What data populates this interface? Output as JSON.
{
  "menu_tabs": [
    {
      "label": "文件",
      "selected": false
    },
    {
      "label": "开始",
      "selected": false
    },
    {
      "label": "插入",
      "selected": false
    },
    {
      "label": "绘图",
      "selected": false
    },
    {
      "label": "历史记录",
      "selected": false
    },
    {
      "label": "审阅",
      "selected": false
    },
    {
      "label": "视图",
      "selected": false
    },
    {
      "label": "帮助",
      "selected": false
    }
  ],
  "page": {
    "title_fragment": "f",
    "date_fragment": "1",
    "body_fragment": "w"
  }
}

_ _ _ _ _ _ _

### Goal:
Copy out all the entries shown above, character for character.

### Answer to the problem:
What data populates this interface? Output as JSON.
{
  "menu_tabs": [
    {
      "label": "文件",
      "selected": false
    },
    {
      "label": "开始",
      "selected": false
    },
    {
      "label": "插入",
      "selected": false
    },
    {
      "label": "绘图",
      "selected": false
    },
    {
      "label": "历史记录",
      "selected": false
    },
    {
      "label": "审阅",
      "selected": false
    },
    {
      "label": "视图",
      "selected": false
    },
    {
      "label": "帮助",
      "selected": false
    }
  ],
  "page": {
    "title_fragment": "f",
    "date_fragment": "1",
    "body_fragment": "w"
  }
}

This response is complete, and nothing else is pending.